• Exercise task:
In the airport essay below, roughly how many passengers did the commuter jet between Chicago and Green Bay seat?

• Source extract:
** Begin **
SLACKJAW by JIM KNIPFEL
January 19, 2014

Hot in the Airport, Part 2

 

Flying from New York to Green Bay through Chicago is always a tricky bit of business any time of year, but never more so than In December. Snow or sleet anywhere along the route could leave you trapped in an airport for hours. Worse, it could leave you trapped in an airport in Detroit or Columbus for hours, even though you never planned to go to either place. If it got too cold, or too wet, or too windy, you were fucked. I’d somehow slipped between two major storms and around a potential hostage situation to get out to Green Bay, but now that I was there, the question of getting back to New York again remained.

        By all accounts the weather seemed okay until roughly twelve hours before my flight was scheduled to leave. That’s when the light snow showers forecast for Chicago became heavy snows, and the partly cloudy conditions promised for LaGuardia had been replaced with what they were calling “ice pellets.” That didn’t sound good at all. Still hoping for the best, my mom drove me to the airport and walked me up to the gate with half an hour to spare before boarding. The half hour soon became forty-five minutes, then an hour, then an hour and fifteen minutes as we waited for the plane to arrive. It was a small commuter jet that seated about 35 passengers total and spent all day making the half-hour flight back and forth between Chicago and Green Bay. Thanks to the weather it was having some trouble getting out of Chicago, which meant it’d likely have trouble getting back there, too.

        I stayed unusually calm about all this. If I was stuck in Green Bay another day or two, well, so be it. I’d been having a fine time with my family.

        “Attention passengers waiting for flight 5429 to Chicago . . . ” the woman behind the small check in desk announced, and everyone waiting offered a pre-emptive groan, just to get it out of the way.

        Instead of telling us it’d been cancelled, she merely let us know the plane would be a little late, so anyone with connections to make in Chicago might want to line up and she’d change their arrangements for them.

        I’d never seen such a collection of lined-up assholes in Green Bay before. Then as I listened I learned they were all from out of town, which explains it. Some of the assholes were from Dallas, others San Francisco, one particularly abrasive woman was from New Orleans, and each of them in turn harangued this poor agent in his or her own particular unoriginal way. I’ve seen it happen a thousand times before, and one thing I’ve learned from it is you never harangue someone behind a counter because they can make your life a living hell should they choose to. So when it was my turn I stepped up to the counter and before I even had a chance to say something pleasant the agent said, “You’re going to LaGuardia. we were just talking about you.”

        I never know how to take things like that, so I stammered a bit and told her yes, she was right.

        Moments later she had me on a flight leaving Chicago an hour later than originally planned, which was fine by me. Best of all, it meant I’d be getting back to NYC at the tail end of rush hour. I thanked her cordially and my mom and I returned to our seats to wait for the plane.

        It showed up fifteen minutes later while the agent was still wrangling with an increasingly loud fellow who, I was happy to hear, was going to be stuck in O’Hare a very long time. the agent seemed almost relieved to step away from the desk to walk me to the plane.

        “You’re having quite a day it sounds like,” I said.

        “You have no idea,” she replied, then added, “So . . . when are you coming back to town?”

        What the hell was that? And why do these people know these things about me? Or don’t know as the case might be, but remain curious? “Um, not sure yet,” I said. “Maybe this summer.”
** End **
• Data extract:
** Begin **
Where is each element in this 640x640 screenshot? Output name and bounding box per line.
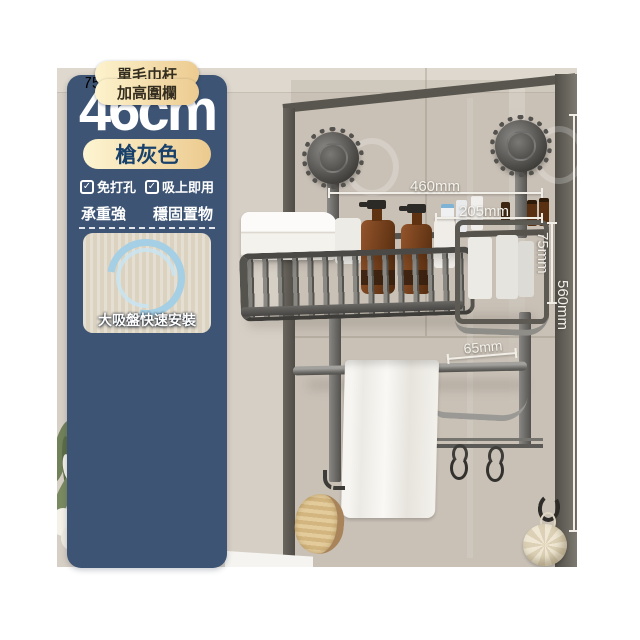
** End **
• Expected answer:
About 35 passengers.